**WHAT IS REQUIRED:** Output each entry verbatim and exclude every picture from it.

>> begin

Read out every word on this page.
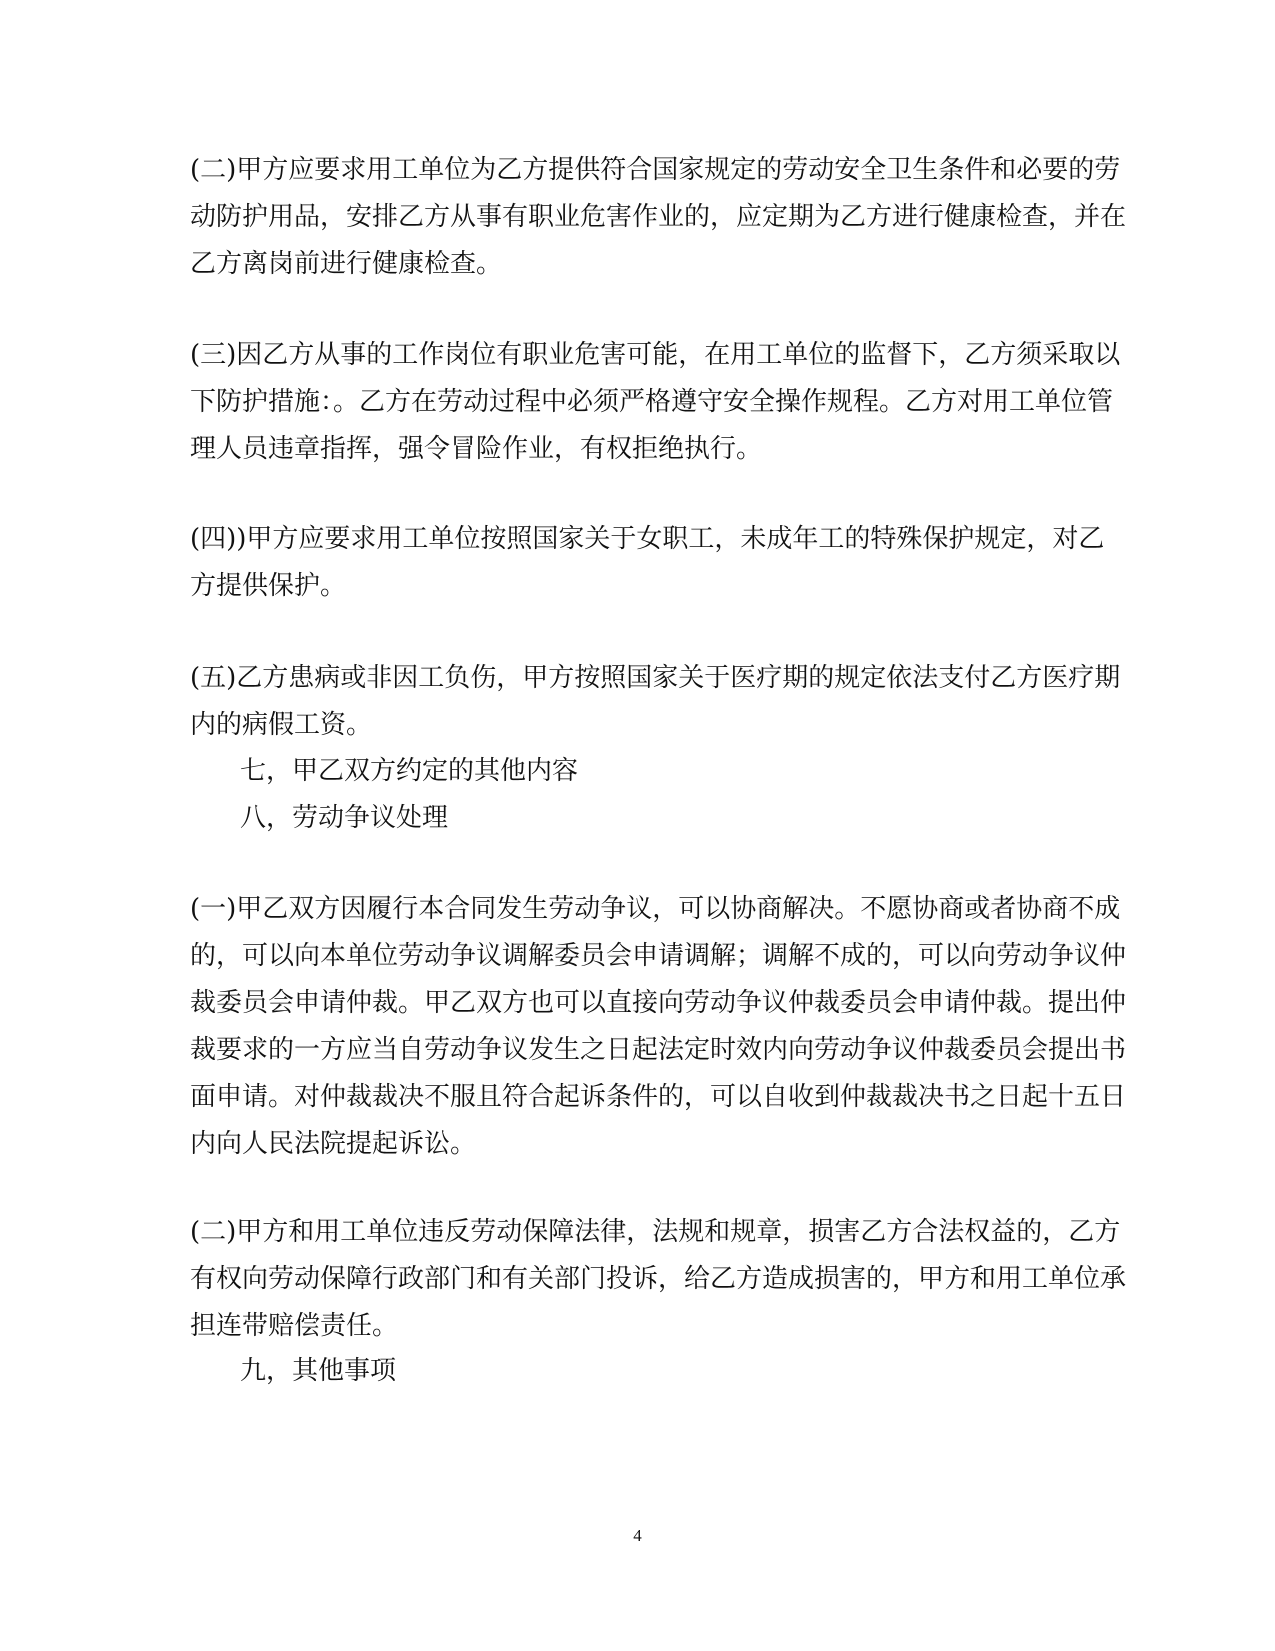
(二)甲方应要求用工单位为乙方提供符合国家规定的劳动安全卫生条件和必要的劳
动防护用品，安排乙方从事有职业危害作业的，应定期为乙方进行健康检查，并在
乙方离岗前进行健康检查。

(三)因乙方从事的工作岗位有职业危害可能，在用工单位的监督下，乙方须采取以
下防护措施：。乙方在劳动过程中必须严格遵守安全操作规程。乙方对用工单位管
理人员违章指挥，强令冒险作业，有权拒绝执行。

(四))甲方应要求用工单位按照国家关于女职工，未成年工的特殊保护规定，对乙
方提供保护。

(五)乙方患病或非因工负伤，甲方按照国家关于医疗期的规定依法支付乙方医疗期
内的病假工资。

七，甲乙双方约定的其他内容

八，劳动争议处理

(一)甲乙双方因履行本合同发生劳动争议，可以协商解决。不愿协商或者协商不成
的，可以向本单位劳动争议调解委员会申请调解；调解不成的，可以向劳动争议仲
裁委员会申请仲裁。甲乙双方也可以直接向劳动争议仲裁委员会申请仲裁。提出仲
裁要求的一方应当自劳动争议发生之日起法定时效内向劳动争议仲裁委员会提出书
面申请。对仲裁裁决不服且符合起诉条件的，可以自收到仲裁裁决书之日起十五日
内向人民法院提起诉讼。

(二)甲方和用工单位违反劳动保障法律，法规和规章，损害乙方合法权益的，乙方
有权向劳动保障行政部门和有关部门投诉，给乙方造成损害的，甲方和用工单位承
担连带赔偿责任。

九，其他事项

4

>> end

**PROBLEM SOLUTION:**
Read out every word on this page.
(二)甲方应要求用工单位为乙方提供符合国家规定的劳动安全卫生条件和必要的劳
动防护用品，安排乙方从事有职业危害作业的，应定期为乙方进行健康检查，并在
乙方离岗前进行健康检查。

(三)因乙方从事的工作岗位有职业危害可能，在用工单位的监督下，乙方须采取以
下防护措施：。乙方在劳动过程中必须严格遵守安全操作规程。乙方对用工单位管
理人员违章指挥，强令冒险作业，有权拒绝执行。

(四))甲方应要求用工单位按照国家关于女职工，未成年工的特殊保护规定，对乙
方提供保护。

(五)乙方患病或非因工负伤，甲方按照国家关于医疗期的规定依法支付乙方医疗期
内的病假工资。

七，甲乙双方约定的其他内容

八，劳动争议处理

(一)甲乙双方因履行本合同发生劳动争议，可以协商解决。不愿协商或者协商不成
的，可以向本单位劳动争议调解委员会申请调解；调解不成的，可以向劳动争议仲
裁委员会申请仲裁。甲乙双方也可以直接向劳动争议仲裁委员会申请仲裁。提出仲
裁要求的一方应当自劳动争议发生之日起法定时效内向劳动争议仲裁委员会提出书
面申请。对仲裁裁决不服且符合起诉条件的，可以自收到仲裁裁决书之日起十五日
内向人民法院提起诉讼。

(二)甲方和用工单位违反劳动保障法律，法规和规章，损害乙方合法权益的，乙方
有权向劳动保障行政部门和有关部门投诉，给乙方造成损害的，甲方和用工单位承
担连带赔偿责任。

九，其他事项

4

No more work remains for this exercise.